## begin Extracted records

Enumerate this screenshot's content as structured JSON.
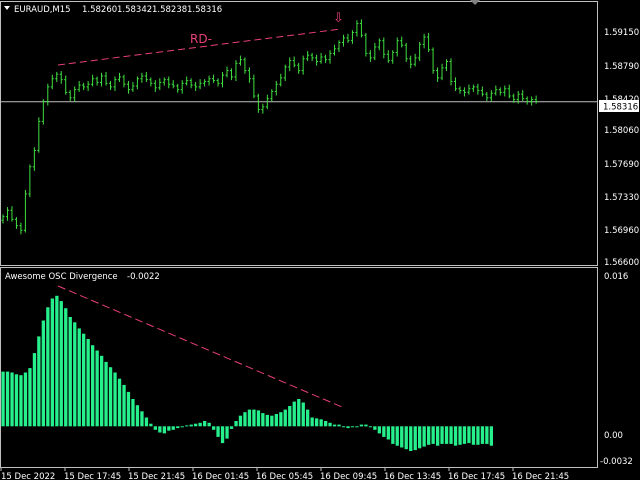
{
  "chart_data": [
    {
      "type": "line",
      "symbol": "EURAUD,M15",
      "ohlc": {
        "open": "1.58260",
        "high": "1.58342",
        "low": "1.58238",
        "close": "1.58316"
      },
      "ylim": [
        1.5655,
        1.5935
      ],
      "y_ticks": [
        "1.59150",
        "1.58790",
        "1.58420",
        "1.58060",
        "1.57690",
        "1.57330",
        "1.56960",
        "1.56600"
      ],
      "current_price_label": "1.58316",
      "current_price": 1.58316,
      "divergence_label": "RD-",
      "arrow_glyph": "⇩",
      "x_tick_labels": [
        "15 Dec 2022",
        "15 Dec 17:45",
        "15 Dec 21:45",
        "16 Dec 01:45",
        "16 Dec 05:45",
        "16 Dec 09:45",
        "16 Dec 13:45",
        "16 Dec 17:45",
        "16 Dec 21:45"
      ],
      "close_series": [
        1.5705,
        1.5712,
        1.5702,
        1.5695,
        1.569,
        1.573,
        1.576,
        1.5778,
        1.581,
        1.5832,
        1.5848,
        1.5857,
        1.5862,
        1.5856,
        1.5842,
        1.5836,
        1.5845,
        1.585,
        1.5848,
        1.5851,
        1.5857,
        1.5853,
        1.586,
        1.5852,
        1.5848,
        1.5856,
        1.5859,
        1.5851,
        1.5845,
        1.5849,
        1.5857,
        1.586,
        1.5856,
        1.5852,
        1.5847,
        1.5853,
        1.5856,
        1.5851,
        1.5849,
        1.5845,
        1.5852,
        1.5855,
        1.585,
        1.5848,
        1.5852,
        1.5854,
        1.5857,
        1.5855,
        1.5852,
        1.5861,
        1.5866,
        1.5859,
        1.5874,
        1.5878,
        1.5866,
        1.5857,
        1.5838,
        1.5823,
        1.5826,
        1.5835,
        1.5843,
        1.5851,
        1.5858,
        1.587,
        1.5877,
        1.5872,
        1.5866,
        1.5879,
        1.5883,
        1.588,
        1.5876,
        1.5881,
        1.5878,
        1.5885,
        1.589,
        1.5897,
        1.5902,
        1.5899,
        1.5908,
        1.5918,
        1.5905,
        1.5885,
        1.588,
        1.5892,
        1.5899,
        1.5884,
        1.5877,
        1.5886,
        1.5899,
        1.5894,
        1.5879,
        1.5873,
        1.588,
        1.5895,
        1.5903,
        1.5889,
        1.5866,
        1.5858,
        1.5869,
        1.5876,
        1.5854,
        1.5846,
        1.5844,
        1.5842,
        1.5846,
        1.5848,
        1.5844,
        1.584,
        1.5836,
        1.5841,
        1.5845,
        1.5842,
        1.5846,
        1.5838,
        1.5834,
        1.584,
        1.5835,
        1.5832,
        1.5834,
        1.5832
      ]
    },
    {
      "type": "bar",
      "indicator_name": "Awesome OSC Divergence",
      "indicator_value": "-0.0022",
      "ylim": [
        -0.0045,
        0.0175
      ],
      "y_ticks": [
        "0.016",
        "0.00",
        "-0.0032"
      ],
      "values": [
        0.0062,
        0.0062,
        0.0061,
        0.0059,
        0.0058,
        0.0061,
        0.0066,
        0.0083,
        0.0102,
        0.012,
        0.0135,
        0.0145,
        0.0148,
        0.0142,
        0.0134,
        0.0124,
        0.0118,
        0.0111,
        0.0105,
        0.0099,
        0.0092,
        0.0086,
        0.008,
        0.0073,
        0.0067,
        0.0061,
        0.0054,
        0.0047,
        0.0039,
        0.0031,
        0.0024,
        0.0017,
        0.001,
        0.0003,
        -0.0004,
        -0.0007,
        -0.0008,
        -0.0005,
        -0.0004,
        -0.0002,
        -0.0001,
        0.0001,
        0.0002,
        0.0003,
        0.0004,
        0.0006,
        0.0004,
        -0.0004,
        -0.0012,
        -0.0019,
        -0.0014,
        -0.0003,
        0.0006,
        0.0012,
        0.0016,
        0.0019,
        0.0019,
        0.0018,
        0.0015,
        0.0013,
        0.0012,
        0.0014,
        0.0016,
        0.0019,
        0.0023,
        0.0028,
        0.0031,
        0.0027,
        0.0019,
        0.001,
        0.0009,
        0.0008,
        0.0006,
        0.0004,
        0.0002,
        0.0002,
        -0.0001,
        -0.0002,
        -0.0001,
        0.0,
        0.0002,
        0.0002,
        0.0,
        -0.0004,
        -0.0008,
        -0.0012,
        -0.0015,
        -0.002,
        -0.0022,
        -0.0024,
        -0.0026,
        -0.0028,
        -0.0027,
        -0.0025,
        -0.0023,
        -0.0021,
        -0.002,
        -0.0022,
        -0.002,
        -0.002,
        -0.002,
        -0.0022,
        -0.0021,
        -0.002,
        -0.0019,
        -0.0021,
        -0.0021,
        -0.002,
        -0.002,
        -0.0022
      ]
    }
  ],
  "colors": {
    "background": "#000000",
    "candles": "#3fe03f",
    "bars": "#26f08c",
    "divergence_line": "#e8407a",
    "grid": "#c0c0c0",
    "text": "#ffffff"
  }
}
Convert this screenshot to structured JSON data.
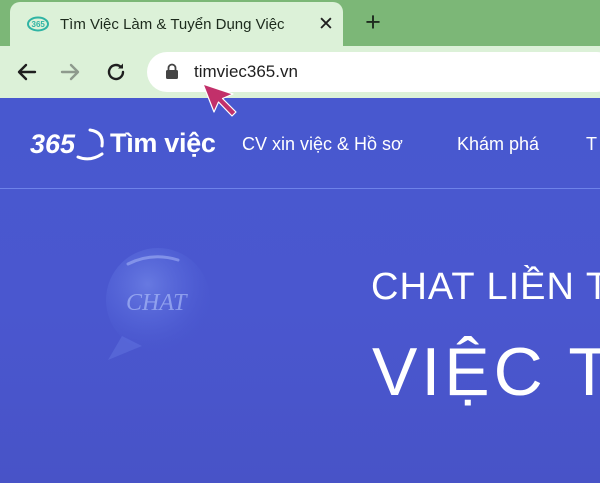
{
  "browser": {
    "tab": {
      "title": "Tìm Việc Làm & Tuyển Dụng Việc",
      "close_glyph": "✕",
      "favicon": "timviec365-favicon-icon"
    },
    "new_tab_glyph": "+",
    "toolbar": {
      "back_icon": "arrow-left-icon",
      "forward_icon": "arrow-right-icon",
      "reload_icon": "reload-icon"
    },
    "address_bar": {
      "url": "timviec365.vn",
      "secure_icon": "lock-icon"
    },
    "cursor_color": "#c2306a"
  },
  "site": {
    "logo": {
      "number": "365",
      "text": "Tìm việc"
    },
    "menu": [
      {
        "label": "CV xin việc & Hồ sơ"
      },
      {
        "label": "Khám phá"
      },
      {
        "label": "T"
      }
    ],
    "hero": {
      "chat_label": "CHAT",
      "headline_1": "CHAT LIỀN TA",
      "headline_2": "VIỆC TỐ"
    }
  },
  "colors": {
    "tab_strip": "#7cb777",
    "tab_active": "#dcf1d8",
    "page_background": "#4a58cf",
    "accent_text": "#ffffff"
  }
}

## end Extracted records

Exclude all images and restate the records above word for word.

Enumerate this screenshot's content as structured JSON.
{
  "chart_data": [
    {
      "type": "line",
      "symbol": "EURAUD,M15",
      "ohlc": {
        "open": "1.58260",
        "high": "1.58342",
        "low": "1.58238",
        "close": "1.58316"
      },
      "ylim": [
        1.5655,
        1.5935
      ],
      "y_ticks": [
        "1.59150",
        "1.58790",
        "1.58420",
        "1.58060",
        "1.57690",
        "1.57330",
        "1.56960",
        "1.56600"
      ],
      "current_price_label": "1.58316",
      "current_price": 1.58316,
      "divergence_label": "RD-",
      "arrow_glyph": "⇩",
      "x_tick_labels": [
        "15 Dec 2022",
        "15 Dec 17:45",
        "15 Dec 21:45",
        "16 Dec 01:45",
        "16 Dec 05:45",
        "16 Dec 09:45",
        "16 Dec 13:45",
        "16 Dec 17:45",
        "16 Dec 21:45"
      ],
      "close_series": [
        1.5705,
        1.5712,
        1.5702,
        1.5695,
        1.569,
        1.573,
        1.576,
        1.5778,
        1.581,
        1.5832,
        1.5848,
        1.5857,
        1.5862,
        1.5856,
        1.5842,
        1.5836,
        1.5845,
        1.585,
        1.5848,
        1.5851,
        1.5857,
        1.5853,
        1.586,
        1.5852,
        1.5848,
        1.5856,
        1.5859,
        1.5851,
        1.5845,
        1.5849,
        1.5857,
        1.586,
        1.5856,
        1.5852,
        1.5847,
        1.5853,
        1.5856,
        1.5851,
        1.5849,
        1.5845,
        1.5852,
        1.5855,
        1.585,
        1.5848,
        1.5852,
        1.5854,
        1.5857,
        1.5855,
        1.5852,
        1.5861,
        1.5866,
        1.5859,
        1.5874,
        1.5878,
        1.5866,
        1.5857,
        1.5838,
        1.5823,
        1.5826,
        1.5835,
        1.5843,
        1.5851,
        1.5858,
        1.587,
        1.5877,
        1.5872,
        1.5866,
        1.5879,
        1.5883,
        1.588,
        1.5876,
        1.5881,
        1.5878,
        1.5885,
        1.589,
        1.5897,
        1.5902,
        1.5899,
        1.5908,
        1.5918,
        1.5905,
        1.5885,
        1.588,
        1.5892,
        1.5899,
        1.5884,
        1.5877,
        1.5886,
        1.5899,
        1.5894,
        1.5879,
        1.5873,
        1.588,
        1.5895,
        1.5903,
        1.5889,
        1.5866,
        1.5858,
        1.5869,
        1.5876,
        1.5854,
        1.5846,
        1.5844,
        1.5842,
        1.5846,
        1.5848,
        1.5844,
        1.584,
        1.5836,
        1.5841,
        1.5845,
        1.5842,
        1.5846,
        1.5838,
        1.5834,
        1.584,
        1.5835,
        1.5832,
        1.5834,
        1.5832
      ]
    },
    {
      "type": "bar",
      "indicator_name": "Awesome OSC Divergence",
      "indicator_value": "-0.0022",
      "ylim": [
        -0.0045,
        0.0175
      ],
      "y_ticks": [
        "0.016",
        "0.00",
        "-0.0032"
      ],
      "values": [
        0.0062,
        0.0062,
        0.0061,
        0.0059,
        0.0058,
        0.0061,
        0.0066,
        0.0083,
        0.0102,
        0.012,
        0.0135,
        0.0145,
        0.0148,
        0.0142,
        0.0134,
        0.0124,
        0.0118,
        0.0111,
        0.0105,
        0.0099,
        0.0092,
        0.0086,
        0.008,
        0.0073,
        0.0067,
        0.0061,
        0.0054,
        0.0047,
        0.0039,
        0.0031,
        0.0024,
        0.0017,
        0.001,
        0.0003,
        -0.0004,
        -0.0007,
        -0.0008,
        -0.0005,
        -0.0004,
        -0.0002,
        -0.0001,
        0.0001,
        0.0002,
        0.0003,
        0.0004,
        0.0006,
        0.0004,
        -0.0004,
        -0.0012,
        -0.0019,
        -0.0014,
        -0.0003,
        0.0006,
        0.0012,
        0.0016,
        0.0019,
        0.0019,
        0.0018,
        0.0015,
        0.0013,
        0.0012,
        0.0014,
        0.0016,
        0.0019,
        0.0023,
        0.0028,
        0.0031,
        0.0027,
        0.0019,
        0.001,
        0.0009,
        0.0008,
        0.0006,
        0.0004,
        0.0002,
        0.0002,
        -0.0001,
        -0.0002,
        -0.0001,
        0.0,
        0.0002,
        0.0002,
        0.0,
        -0.0004,
        -0.0008,
        -0.0012,
        -0.0015,
        -0.002,
        -0.0022,
        -0.0024,
        -0.0026,
        -0.0028,
        -0.0027,
        -0.0025,
        -0.0023,
        -0.0021,
        -0.002,
        -0.0022,
        -0.002,
        -0.002,
        -0.002,
        -0.0022,
        -0.0021,
        -0.002,
        -0.0019,
        -0.0021,
        -0.0021,
        -0.002,
        -0.002,
        -0.0022
      ]
    }
  ],
  "colors": {
    "background": "#000000",
    "candles": "#3fe03f",
    "bars": "#26f08c",
    "divergence_line": "#e8407a",
    "grid": "#c0c0c0",
    "text": "#ffffff"
  }
}
Convert this screenshot to structured JSON data.
{
  "browser": {
    "tab": {
      "title": "Tìm Việc Làm & Tuyển Dụng Việc",
      "close_glyph": "✕",
      "favicon": "timviec365-favicon-icon"
    },
    "new_tab_glyph": "+",
    "toolbar": {
      "back_icon": "arrow-left-icon",
      "forward_icon": "arrow-right-icon",
      "reload_icon": "reload-icon"
    },
    "address_bar": {
      "url": "timviec365.vn",
      "secure_icon": "lock-icon"
    },
    "cursor_color": "#c2306a"
  },
  "site": {
    "logo": {
      "number": "365",
      "text": "Tìm việc"
    },
    "menu": [
      {
        "label": "CV xin việc & Hồ sơ"
      },
      {
        "label": "Khám phá"
      },
      {
        "label": "T"
      }
    ],
    "hero": {
      "chat_label": "CHAT",
      "headline_1": "CHAT LIỀN TA",
      "headline_2": "VIỆC TỐ"
    }
  },
  "colors": {
    "tab_strip": "#7cb777",
    "tab_active": "#dcf1d8",
    "page_background": "#4a58cf",
    "accent_text": "#ffffff"
  }
}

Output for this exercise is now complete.